**JOB**. Count how many lines of the data below contain the string "this"; the reply should be that number alone.

**DATA ROWS**.
──────────

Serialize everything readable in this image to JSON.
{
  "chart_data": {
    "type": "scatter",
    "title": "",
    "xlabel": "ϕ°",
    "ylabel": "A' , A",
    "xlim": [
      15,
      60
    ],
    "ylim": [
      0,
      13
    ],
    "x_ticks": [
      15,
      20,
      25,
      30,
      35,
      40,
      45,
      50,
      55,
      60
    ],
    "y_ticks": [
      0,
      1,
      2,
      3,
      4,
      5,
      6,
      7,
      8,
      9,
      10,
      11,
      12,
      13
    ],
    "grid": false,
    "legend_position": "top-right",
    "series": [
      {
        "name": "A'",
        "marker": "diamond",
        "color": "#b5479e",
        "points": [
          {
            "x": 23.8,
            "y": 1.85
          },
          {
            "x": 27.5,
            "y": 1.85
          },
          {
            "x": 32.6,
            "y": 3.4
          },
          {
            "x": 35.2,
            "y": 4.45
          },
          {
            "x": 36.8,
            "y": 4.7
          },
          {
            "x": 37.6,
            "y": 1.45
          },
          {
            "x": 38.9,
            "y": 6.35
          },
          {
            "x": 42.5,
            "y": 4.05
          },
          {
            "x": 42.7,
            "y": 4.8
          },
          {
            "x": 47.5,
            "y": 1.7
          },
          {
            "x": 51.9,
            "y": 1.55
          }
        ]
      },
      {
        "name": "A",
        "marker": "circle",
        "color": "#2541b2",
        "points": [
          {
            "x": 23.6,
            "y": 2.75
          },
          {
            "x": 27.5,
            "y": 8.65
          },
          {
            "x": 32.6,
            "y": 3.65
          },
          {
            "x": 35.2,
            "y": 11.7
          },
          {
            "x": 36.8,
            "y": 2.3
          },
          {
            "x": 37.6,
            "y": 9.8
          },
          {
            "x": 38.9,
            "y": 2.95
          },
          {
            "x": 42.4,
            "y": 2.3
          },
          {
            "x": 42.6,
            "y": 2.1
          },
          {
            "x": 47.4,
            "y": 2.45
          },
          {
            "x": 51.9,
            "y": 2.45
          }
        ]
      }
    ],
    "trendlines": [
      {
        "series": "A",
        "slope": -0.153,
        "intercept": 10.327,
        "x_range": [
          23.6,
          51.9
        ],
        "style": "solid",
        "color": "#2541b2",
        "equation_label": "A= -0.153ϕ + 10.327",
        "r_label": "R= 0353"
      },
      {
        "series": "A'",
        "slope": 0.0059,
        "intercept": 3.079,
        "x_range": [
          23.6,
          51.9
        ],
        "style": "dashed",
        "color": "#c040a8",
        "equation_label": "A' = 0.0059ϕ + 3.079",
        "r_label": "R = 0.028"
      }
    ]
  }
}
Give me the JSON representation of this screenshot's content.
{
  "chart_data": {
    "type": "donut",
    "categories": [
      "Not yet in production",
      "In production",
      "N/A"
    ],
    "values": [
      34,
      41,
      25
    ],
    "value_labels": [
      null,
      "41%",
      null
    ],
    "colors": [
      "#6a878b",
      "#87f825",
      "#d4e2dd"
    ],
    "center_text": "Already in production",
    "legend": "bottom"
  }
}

──────────

**FINAL RESULT**. 2